---------- Records provided ----------

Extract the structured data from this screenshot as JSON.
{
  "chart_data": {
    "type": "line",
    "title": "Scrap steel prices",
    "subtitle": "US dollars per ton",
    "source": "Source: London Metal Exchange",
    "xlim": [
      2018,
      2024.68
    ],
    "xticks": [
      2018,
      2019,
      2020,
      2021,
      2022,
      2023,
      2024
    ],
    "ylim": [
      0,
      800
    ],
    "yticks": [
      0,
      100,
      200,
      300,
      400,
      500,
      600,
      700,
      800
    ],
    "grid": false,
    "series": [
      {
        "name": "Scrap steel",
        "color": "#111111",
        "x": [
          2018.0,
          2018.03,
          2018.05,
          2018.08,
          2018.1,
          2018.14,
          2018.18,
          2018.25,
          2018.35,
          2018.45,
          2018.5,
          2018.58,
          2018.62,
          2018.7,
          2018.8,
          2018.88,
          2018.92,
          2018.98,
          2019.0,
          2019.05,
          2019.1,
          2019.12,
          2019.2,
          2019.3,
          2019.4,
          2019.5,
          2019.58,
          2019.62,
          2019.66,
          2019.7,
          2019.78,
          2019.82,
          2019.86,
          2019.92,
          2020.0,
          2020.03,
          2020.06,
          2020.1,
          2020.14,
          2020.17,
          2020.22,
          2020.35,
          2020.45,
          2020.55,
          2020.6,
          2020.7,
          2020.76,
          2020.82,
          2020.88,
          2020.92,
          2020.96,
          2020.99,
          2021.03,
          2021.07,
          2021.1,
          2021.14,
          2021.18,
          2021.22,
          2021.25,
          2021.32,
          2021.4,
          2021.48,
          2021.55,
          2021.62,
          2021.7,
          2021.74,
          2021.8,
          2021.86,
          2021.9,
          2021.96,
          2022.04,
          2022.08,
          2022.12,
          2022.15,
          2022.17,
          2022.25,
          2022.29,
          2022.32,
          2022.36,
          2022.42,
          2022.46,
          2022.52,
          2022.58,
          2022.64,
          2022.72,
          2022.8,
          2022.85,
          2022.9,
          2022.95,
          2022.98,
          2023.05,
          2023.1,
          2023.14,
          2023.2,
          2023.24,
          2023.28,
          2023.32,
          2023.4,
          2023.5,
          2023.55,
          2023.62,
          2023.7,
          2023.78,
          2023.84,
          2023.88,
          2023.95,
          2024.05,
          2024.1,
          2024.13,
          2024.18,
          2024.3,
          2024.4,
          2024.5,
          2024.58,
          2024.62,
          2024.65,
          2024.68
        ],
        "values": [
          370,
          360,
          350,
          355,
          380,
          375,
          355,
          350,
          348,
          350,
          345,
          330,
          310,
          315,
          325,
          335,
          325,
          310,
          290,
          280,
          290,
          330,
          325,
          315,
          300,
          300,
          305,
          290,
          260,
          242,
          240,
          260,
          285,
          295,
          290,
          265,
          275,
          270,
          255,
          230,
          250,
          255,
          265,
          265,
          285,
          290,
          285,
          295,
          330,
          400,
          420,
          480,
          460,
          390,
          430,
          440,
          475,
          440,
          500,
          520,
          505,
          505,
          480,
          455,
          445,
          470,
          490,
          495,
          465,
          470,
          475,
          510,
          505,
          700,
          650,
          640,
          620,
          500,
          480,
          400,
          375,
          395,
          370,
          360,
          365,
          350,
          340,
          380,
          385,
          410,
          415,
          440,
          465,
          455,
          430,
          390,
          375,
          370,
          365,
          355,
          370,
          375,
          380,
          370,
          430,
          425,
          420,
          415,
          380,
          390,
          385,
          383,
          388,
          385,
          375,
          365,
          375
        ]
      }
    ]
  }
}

----------

Only the number is wanted: how many lines of the material contain the word "Scrap"?

Output below
2